[Records contained in a dataset]
-- start --

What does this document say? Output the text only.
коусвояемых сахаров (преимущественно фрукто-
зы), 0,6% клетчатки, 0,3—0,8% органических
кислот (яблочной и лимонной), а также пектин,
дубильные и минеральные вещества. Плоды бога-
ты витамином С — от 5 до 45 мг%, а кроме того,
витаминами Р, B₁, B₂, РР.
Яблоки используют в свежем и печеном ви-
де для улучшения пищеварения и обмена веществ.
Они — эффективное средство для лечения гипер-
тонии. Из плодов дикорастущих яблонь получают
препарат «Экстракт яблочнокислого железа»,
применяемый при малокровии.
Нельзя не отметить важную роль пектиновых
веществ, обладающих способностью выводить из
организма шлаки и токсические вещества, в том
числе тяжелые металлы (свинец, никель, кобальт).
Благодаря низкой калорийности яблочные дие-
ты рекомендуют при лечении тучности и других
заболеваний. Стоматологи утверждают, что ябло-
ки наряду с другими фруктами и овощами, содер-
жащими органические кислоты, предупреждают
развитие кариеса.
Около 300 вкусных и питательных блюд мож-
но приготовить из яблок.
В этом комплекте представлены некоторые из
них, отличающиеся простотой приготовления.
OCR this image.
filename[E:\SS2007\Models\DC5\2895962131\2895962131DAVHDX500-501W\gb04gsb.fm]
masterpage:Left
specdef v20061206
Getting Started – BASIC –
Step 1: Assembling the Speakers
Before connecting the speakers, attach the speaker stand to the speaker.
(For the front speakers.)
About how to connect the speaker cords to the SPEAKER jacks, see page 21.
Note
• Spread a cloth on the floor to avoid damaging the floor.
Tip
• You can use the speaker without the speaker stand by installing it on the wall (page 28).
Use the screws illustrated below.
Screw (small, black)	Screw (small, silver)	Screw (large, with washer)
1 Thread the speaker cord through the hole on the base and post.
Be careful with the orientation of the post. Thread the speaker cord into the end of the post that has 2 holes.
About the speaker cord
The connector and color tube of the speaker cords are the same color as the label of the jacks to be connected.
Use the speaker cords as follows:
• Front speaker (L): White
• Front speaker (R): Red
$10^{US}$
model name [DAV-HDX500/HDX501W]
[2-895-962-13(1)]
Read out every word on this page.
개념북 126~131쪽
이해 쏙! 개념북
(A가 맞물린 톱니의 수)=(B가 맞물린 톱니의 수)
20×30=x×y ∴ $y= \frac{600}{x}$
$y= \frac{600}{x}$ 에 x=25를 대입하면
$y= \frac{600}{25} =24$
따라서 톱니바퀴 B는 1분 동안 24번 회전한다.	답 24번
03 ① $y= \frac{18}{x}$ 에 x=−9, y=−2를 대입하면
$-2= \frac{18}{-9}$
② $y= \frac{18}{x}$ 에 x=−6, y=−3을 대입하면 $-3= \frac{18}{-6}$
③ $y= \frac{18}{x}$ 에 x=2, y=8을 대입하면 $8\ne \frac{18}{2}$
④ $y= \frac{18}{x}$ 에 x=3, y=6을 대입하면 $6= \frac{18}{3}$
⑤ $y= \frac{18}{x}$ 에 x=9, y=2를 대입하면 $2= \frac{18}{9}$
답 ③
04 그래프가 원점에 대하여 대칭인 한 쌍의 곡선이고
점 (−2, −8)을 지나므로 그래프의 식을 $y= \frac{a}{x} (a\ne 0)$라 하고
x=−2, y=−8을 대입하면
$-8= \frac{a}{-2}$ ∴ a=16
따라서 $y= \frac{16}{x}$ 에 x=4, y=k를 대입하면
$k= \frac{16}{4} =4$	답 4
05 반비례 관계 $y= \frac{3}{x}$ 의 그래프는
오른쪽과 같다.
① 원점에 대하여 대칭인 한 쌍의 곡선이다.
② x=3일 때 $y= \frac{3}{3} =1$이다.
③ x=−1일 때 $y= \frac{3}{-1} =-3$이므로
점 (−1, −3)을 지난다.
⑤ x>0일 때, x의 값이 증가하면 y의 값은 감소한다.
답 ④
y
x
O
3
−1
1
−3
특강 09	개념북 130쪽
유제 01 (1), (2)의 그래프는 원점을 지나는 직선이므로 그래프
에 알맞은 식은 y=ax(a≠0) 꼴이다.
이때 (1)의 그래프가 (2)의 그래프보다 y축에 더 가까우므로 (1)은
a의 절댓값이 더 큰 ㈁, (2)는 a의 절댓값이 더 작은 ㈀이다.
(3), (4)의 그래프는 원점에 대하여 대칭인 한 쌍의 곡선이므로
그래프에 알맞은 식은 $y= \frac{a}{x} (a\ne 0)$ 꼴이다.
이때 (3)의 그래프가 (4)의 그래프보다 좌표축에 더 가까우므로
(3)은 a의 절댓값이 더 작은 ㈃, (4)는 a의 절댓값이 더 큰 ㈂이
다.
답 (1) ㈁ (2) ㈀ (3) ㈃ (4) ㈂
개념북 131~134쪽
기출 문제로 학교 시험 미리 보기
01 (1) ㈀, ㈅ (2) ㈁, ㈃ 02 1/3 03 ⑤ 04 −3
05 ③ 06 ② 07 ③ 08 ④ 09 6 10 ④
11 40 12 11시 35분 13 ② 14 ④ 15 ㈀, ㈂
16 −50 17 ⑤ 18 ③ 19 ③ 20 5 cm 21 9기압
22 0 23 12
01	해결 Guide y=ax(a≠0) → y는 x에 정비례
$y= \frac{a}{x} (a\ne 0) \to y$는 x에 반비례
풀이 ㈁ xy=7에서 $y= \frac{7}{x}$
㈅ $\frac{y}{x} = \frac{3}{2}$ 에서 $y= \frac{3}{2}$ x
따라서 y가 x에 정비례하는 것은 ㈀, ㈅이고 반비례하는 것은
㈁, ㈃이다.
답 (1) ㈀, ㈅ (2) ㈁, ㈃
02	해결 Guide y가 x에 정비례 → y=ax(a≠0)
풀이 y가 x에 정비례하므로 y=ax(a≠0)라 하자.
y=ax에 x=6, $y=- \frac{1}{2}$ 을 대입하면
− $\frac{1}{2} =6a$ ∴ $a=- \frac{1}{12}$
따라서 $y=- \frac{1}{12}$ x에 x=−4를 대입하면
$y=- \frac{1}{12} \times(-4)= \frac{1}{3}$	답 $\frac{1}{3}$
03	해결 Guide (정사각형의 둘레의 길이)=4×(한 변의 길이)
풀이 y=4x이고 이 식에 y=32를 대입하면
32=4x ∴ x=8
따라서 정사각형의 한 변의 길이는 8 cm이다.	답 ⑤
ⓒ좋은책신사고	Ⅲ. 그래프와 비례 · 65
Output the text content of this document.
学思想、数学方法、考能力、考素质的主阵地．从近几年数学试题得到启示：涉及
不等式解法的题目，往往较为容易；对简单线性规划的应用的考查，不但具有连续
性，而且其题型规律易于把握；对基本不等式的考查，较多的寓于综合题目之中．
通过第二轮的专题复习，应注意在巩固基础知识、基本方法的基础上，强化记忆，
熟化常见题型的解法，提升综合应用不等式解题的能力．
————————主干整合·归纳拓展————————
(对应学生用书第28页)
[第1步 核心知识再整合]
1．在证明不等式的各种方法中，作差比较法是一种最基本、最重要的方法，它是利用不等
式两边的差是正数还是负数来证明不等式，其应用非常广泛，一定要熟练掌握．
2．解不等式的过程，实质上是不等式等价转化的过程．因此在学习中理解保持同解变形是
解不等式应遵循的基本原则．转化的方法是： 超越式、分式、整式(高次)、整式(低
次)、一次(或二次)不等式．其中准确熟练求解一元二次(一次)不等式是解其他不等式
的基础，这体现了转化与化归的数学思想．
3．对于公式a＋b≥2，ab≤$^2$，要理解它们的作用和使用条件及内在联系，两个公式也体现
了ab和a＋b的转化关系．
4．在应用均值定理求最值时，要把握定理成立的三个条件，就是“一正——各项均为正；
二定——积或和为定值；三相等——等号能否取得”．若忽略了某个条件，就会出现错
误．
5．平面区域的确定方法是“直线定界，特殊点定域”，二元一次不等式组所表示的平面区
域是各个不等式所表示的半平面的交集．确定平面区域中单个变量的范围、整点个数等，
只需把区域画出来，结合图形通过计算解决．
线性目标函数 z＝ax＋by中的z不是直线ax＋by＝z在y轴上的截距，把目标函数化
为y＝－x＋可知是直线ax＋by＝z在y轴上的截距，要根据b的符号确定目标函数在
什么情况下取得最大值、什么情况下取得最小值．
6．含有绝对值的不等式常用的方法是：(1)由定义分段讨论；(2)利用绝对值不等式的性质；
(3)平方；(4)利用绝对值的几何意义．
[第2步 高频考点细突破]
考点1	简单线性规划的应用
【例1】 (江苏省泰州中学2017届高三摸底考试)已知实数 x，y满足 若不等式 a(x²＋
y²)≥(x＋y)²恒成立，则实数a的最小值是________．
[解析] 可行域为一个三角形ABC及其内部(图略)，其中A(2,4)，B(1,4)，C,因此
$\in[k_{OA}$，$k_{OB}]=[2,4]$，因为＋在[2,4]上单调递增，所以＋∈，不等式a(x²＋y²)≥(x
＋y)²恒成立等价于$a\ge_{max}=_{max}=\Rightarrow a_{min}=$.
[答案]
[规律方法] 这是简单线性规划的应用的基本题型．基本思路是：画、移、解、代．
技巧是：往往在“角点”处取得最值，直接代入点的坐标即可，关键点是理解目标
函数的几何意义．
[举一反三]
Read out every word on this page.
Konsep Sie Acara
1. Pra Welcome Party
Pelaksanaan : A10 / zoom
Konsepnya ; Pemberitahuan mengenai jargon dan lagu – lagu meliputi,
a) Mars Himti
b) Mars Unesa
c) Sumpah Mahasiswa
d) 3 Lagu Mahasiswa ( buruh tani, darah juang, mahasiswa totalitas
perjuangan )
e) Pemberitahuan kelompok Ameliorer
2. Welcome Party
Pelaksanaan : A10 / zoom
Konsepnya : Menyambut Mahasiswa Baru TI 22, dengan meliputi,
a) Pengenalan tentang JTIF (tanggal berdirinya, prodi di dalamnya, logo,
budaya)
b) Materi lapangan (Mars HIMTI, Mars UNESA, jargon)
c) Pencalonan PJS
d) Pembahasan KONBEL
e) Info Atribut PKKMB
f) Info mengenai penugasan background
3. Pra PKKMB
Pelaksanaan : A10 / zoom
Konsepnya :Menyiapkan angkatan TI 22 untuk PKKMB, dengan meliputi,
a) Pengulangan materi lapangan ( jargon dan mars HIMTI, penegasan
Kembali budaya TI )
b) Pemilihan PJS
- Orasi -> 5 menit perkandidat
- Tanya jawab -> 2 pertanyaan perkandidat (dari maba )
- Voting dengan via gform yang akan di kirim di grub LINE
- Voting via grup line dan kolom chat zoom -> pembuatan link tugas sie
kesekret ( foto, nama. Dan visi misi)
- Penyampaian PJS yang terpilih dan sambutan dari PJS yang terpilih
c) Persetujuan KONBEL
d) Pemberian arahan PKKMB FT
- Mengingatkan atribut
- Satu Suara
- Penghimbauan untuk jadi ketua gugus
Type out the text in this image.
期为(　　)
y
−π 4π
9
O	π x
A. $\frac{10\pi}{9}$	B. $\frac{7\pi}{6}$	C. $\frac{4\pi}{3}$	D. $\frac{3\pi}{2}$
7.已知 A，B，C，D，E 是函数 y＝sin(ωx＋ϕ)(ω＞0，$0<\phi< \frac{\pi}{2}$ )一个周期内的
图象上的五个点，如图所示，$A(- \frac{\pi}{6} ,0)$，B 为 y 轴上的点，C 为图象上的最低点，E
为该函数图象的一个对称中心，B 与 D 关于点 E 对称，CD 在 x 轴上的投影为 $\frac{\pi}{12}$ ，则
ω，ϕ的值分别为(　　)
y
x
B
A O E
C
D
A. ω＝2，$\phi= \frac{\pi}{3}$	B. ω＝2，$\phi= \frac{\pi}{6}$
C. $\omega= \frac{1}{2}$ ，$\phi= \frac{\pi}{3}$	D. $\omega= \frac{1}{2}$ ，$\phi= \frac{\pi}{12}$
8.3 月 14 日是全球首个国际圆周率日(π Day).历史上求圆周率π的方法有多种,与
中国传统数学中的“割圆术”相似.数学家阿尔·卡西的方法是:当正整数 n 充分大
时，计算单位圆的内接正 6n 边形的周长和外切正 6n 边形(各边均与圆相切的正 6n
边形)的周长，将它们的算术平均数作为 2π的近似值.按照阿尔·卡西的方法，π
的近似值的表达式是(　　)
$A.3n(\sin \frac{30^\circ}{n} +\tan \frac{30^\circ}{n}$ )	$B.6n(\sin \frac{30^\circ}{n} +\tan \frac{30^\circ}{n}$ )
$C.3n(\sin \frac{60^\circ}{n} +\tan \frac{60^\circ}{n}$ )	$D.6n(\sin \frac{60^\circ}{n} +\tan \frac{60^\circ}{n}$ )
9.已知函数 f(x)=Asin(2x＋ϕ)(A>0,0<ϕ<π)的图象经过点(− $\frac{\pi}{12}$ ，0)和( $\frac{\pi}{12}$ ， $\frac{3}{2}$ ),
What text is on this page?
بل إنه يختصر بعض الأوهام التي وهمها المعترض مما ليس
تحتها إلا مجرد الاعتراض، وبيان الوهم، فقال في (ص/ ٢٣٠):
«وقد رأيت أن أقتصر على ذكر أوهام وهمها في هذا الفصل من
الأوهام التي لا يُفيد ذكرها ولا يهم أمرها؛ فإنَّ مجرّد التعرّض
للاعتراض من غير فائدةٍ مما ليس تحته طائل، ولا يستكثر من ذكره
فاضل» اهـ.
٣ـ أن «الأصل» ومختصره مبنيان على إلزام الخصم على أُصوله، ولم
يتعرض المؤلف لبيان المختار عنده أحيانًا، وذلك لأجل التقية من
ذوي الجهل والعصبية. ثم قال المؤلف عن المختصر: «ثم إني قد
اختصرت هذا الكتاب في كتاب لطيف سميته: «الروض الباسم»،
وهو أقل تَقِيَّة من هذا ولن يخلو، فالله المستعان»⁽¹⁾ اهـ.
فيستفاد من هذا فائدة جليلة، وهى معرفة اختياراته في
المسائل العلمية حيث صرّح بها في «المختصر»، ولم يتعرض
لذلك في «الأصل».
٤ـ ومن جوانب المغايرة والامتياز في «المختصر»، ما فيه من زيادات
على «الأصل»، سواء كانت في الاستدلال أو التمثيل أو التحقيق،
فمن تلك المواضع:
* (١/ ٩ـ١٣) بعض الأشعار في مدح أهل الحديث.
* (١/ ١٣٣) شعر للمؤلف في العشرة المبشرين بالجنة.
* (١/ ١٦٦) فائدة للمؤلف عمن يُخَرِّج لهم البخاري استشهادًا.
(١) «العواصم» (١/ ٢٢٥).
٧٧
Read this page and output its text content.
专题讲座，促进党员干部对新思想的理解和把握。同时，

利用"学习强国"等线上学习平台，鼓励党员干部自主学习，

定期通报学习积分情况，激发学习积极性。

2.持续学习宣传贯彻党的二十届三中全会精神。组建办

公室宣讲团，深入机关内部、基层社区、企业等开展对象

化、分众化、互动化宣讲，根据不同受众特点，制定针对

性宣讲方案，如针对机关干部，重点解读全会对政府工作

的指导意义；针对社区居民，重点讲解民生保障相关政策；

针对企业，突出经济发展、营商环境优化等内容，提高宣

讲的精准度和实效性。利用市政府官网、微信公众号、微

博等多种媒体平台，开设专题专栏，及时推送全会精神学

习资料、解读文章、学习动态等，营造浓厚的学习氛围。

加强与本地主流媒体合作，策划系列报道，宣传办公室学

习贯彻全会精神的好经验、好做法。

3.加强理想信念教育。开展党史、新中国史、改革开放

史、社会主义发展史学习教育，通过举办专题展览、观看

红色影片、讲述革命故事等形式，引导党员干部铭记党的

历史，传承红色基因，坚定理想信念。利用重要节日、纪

-- end --

Reproduce exactly, with nothing added, the lines from the one that contains "What text is on this page?" to the end of the data.

SOLUTION FOR THIS TASK =
What text is on this page?
بل إنه يختصر بعض الأوهام التي وهمها المعترض مما ليس
تحتها إلا مجرد الاعتراض، وبيان الوهم، فقال في (ص/ ٢٣٠):
«وقد رأيت أن أقتصر على ذكر أوهام وهمها في هذا الفصل من
الأوهام التي لا يُفيد ذكرها ولا يهم أمرها؛ فإنَّ مجرّد التعرّض
للاعتراض من غير فائدةٍ مما ليس تحته طائل، ولا يستكثر من ذكره
فاضل» اهـ.
٣ـ أن «الأصل» ومختصره مبنيان على إلزام الخصم على أُصوله، ولم
يتعرض المؤلف لبيان المختار عنده أحيانًا، وذلك لأجل التقية من
ذوي الجهل والعصبية. ثم قال المؤلف عن المختصر: «ثم إني قد
اختصرت هذا الكتاب في كتاب لطيف سميته: «الروض الباسم»،
وهو أقل تَقِيَّة من هذا ولن يخلو، فالله المستعان»⁽¹⁾ اهـ.
فيستفاد من هذا فائدة جليلة، وهى معرفة اختياراته في
المسائل العلمية حيث صرّح بها في «المختصر»، ولم يتعرض
لذلك في «الأصل».
٤ـ ومن جوانب المغايرة والامتياز في «المختصر»، ما فيه من زيادات
على «الأصل»، سواء كانت في الاستدلال أو التمثيل أو التحقيق،
فمن تلك المواضع:
* (١/ ٩ـ١٣) بعض الأشعار في مدح أهل الحديث.
* (١/ ١٣٣) شعر للمؤلف في العشرة المبشرين بالجنة.
* (١/ ١٦٦) فائدة للمؤلف عمن يُخَرِّج لهم البخاري استشهادًا.
(١) «العواصم» (١/ ٢٢٥).
٧٧
Read this page and output its text content.
专题讲座，促进党员干部对新思想的理解和把握。同时，

利用"学习强国"等线上学习平台，鼓励党员干部自主学习，

定期通报学习积分情况，激发学习积极性。

2.持续学习宣传贯彻党的二十届三中全会精神。组建办

公室宣讲团，深入机关内部、基层社区、企业等开展对象

化、分众化、互动化宣讲，根据不同受众特点，制定针对

性宣讲方案，如针对机关干部，重点解读全会对政府工作

的指导意义；针对社区居民，重点讲解民生保障相关政策；

针对企业，突出经济发展、营商环境优化等内容，提高宣

讲的精准度和实效性。利用市政府官网、微信公众号、微

博等多种媒体平台，开设专题专栏，及时推送全会精神学

习资料、解读文章、学习动态等，营造浓厚的学习氛围。

加强与本地主流媒体合作，策划系列报道，宣传办公室学

习贯彻全会精神的好经验、好做法。

3.加强理想信念教育。开展党史、新中国史、改革开放

史、社会主义发展史学习教育，通过举办专题展览、观看

红色影片、讲述革命故事等形式，引导党员干部铭记党的

历史，传承红色基因，坚定理想信念。利用重要节日、纪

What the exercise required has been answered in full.